RECORDS FOR THIS TASK:

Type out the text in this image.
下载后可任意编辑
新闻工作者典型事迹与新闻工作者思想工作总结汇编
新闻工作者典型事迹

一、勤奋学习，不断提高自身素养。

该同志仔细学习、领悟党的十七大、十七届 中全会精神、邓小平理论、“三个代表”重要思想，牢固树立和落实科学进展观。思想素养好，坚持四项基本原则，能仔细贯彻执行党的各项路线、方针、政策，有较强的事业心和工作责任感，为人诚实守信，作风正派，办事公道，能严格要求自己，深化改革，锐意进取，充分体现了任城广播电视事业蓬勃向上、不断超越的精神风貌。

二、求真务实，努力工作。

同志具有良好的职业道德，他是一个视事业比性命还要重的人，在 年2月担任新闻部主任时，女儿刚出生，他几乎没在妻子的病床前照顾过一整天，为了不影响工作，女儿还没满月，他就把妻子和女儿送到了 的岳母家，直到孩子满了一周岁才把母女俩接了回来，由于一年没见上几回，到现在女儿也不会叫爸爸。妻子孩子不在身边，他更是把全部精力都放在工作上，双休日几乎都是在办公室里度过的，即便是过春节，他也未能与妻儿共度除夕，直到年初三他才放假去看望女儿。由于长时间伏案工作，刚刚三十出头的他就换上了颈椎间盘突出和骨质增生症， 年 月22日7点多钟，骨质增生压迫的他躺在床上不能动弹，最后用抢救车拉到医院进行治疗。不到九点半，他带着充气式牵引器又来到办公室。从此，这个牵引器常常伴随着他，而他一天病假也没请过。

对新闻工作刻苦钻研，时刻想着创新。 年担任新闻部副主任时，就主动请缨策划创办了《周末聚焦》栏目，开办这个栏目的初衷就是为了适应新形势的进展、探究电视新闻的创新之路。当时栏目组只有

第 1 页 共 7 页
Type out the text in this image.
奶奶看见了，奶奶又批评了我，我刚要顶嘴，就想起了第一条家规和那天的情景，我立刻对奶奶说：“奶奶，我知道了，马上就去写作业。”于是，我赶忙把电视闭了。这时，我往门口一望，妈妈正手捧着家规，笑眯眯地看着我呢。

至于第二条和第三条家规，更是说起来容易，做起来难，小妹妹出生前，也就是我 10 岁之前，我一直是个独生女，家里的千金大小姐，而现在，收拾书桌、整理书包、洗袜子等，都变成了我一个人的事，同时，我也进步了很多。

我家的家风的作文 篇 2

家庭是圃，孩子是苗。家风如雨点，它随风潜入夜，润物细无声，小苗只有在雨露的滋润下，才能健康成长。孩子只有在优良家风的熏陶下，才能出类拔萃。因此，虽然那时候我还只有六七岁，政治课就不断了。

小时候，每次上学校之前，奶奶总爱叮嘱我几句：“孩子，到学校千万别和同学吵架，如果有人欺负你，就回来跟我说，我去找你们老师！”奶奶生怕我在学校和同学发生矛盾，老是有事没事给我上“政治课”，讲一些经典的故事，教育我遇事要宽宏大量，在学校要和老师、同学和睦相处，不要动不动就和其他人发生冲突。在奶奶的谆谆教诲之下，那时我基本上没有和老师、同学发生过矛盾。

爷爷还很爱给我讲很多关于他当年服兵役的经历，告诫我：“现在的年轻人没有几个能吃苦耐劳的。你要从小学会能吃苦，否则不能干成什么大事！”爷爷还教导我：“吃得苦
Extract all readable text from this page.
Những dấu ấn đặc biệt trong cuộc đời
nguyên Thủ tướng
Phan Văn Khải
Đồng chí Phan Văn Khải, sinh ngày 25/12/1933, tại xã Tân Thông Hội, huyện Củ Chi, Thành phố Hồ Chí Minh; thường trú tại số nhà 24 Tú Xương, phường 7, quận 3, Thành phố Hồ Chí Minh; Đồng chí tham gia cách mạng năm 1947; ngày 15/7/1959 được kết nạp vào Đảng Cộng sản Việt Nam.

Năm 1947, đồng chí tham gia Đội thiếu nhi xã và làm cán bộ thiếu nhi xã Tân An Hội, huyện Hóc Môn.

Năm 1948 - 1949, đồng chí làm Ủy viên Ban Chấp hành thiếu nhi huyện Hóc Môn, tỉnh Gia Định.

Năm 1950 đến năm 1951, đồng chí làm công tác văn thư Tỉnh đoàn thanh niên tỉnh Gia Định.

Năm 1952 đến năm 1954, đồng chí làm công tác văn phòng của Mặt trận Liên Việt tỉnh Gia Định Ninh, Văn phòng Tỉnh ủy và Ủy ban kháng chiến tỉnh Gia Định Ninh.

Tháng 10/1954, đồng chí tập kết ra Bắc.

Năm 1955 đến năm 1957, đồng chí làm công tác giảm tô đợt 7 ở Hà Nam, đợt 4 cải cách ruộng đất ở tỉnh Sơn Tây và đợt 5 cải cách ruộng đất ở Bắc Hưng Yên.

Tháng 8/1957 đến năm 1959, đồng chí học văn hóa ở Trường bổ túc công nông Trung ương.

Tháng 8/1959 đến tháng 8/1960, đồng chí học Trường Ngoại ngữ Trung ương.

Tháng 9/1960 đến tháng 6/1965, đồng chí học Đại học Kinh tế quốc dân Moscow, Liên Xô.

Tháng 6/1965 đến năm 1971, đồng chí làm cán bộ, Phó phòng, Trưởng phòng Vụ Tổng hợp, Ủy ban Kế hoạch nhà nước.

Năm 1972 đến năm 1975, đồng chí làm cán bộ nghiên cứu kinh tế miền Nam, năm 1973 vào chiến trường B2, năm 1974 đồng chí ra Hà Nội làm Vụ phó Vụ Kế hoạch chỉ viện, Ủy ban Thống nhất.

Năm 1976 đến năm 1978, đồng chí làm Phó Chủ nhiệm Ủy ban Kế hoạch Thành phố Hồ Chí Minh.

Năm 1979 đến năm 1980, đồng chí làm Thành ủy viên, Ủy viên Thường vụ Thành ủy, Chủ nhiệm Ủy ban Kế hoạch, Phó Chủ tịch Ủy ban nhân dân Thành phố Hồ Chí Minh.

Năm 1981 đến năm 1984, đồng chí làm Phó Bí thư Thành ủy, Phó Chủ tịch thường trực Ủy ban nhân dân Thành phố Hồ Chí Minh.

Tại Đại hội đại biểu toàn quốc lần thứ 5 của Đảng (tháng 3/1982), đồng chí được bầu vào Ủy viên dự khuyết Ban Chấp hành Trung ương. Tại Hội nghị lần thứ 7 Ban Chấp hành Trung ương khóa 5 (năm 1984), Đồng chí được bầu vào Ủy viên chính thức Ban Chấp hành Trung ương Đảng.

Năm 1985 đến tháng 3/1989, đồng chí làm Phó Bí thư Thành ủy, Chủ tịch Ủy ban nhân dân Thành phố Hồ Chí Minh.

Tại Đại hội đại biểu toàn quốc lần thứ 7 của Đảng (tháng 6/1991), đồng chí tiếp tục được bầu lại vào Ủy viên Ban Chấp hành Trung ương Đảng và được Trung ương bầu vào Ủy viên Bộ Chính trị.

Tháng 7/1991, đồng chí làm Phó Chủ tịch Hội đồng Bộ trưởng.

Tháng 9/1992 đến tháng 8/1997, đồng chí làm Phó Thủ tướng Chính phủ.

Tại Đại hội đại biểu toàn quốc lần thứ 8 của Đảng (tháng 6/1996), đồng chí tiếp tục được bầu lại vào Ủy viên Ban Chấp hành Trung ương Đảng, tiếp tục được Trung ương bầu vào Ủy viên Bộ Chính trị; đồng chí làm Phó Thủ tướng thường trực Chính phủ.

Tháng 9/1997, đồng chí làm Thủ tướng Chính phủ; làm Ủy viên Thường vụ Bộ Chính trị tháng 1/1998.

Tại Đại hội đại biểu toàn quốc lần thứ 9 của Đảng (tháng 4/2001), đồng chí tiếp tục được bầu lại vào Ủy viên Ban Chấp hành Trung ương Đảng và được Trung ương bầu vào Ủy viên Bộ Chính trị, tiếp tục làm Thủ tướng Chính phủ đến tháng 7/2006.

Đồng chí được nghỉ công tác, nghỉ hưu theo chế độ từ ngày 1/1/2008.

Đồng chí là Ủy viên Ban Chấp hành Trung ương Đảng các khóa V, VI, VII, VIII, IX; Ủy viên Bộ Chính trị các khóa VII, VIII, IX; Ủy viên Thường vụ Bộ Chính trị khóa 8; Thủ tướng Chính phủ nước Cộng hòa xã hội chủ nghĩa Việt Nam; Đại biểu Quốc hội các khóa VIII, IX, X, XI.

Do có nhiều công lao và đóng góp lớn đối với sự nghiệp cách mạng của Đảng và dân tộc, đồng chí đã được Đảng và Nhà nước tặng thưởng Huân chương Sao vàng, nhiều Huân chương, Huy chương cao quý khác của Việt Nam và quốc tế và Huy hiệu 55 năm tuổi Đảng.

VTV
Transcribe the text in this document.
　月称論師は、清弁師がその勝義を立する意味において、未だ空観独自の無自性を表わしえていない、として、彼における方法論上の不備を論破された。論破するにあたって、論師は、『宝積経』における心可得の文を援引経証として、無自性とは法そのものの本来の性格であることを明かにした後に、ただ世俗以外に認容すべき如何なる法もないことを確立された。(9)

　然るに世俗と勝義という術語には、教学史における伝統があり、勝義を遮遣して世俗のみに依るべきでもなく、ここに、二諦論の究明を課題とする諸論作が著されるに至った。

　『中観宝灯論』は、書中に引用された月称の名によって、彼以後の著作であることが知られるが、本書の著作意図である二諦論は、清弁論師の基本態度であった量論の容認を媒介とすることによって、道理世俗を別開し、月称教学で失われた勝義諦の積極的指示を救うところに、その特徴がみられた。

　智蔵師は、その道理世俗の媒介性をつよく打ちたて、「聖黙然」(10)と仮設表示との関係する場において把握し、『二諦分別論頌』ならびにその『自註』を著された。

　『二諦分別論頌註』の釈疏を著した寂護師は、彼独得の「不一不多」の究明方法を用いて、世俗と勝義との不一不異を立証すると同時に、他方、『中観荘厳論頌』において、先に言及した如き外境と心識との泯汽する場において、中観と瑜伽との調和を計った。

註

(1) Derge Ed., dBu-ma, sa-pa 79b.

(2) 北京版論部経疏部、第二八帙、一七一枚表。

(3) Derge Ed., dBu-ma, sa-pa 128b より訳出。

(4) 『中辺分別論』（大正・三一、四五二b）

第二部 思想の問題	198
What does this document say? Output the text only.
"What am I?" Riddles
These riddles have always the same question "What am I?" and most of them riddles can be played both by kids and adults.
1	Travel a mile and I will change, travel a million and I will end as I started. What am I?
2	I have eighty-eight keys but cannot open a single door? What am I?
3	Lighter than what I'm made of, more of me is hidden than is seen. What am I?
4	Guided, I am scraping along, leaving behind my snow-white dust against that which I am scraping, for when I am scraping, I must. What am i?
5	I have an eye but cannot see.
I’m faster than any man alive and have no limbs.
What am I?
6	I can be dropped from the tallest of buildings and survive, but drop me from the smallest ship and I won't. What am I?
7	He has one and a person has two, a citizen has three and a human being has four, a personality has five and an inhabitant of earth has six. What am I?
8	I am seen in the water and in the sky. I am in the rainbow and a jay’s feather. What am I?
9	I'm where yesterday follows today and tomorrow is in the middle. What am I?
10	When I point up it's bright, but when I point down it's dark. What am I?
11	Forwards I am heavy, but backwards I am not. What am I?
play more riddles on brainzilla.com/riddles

TASK BRIEF: Select and copy every line of the listing with the word "tiếp".

EXERCISE SOLUTION:
Tại Đại hội đại biểu toàn quốc lần thứ 7 của Đảng (tháng 6/1991), đồng chí tiếp tục được bầu lại vào Ủy viên Ban Chấp hành Trung ương Đảng và được Trung ương bầu vào Ủy viên Bộ Chính trị.
Tại Đại hội đại biểu toàn quốc lần thứ 8 của Đảng (tháng 6/1996), đồng chí tiếp tục được bầu lại vào Ủy viên Ban Chấp hành Trung ương Đảng, tiếp tục được Trung ương bầu vào Ủy viên Bộ Chính trị; đồng chí làm Phó Thủ tướng thường trực Chính phủ.
Tại Đại hội đại biểu toàn quốc lần thứ 9 của Đảng (tháng 4/2001), đồng chí tiếp tục được bầu lại vào Ủy viên Ban Chấp hành Trung ương Đảng và được Trung ương bầu vào Ủy viên Bộ Chính trị, tiếp tục làm Thủ tướng Chính phủ đến tháng 7/2006.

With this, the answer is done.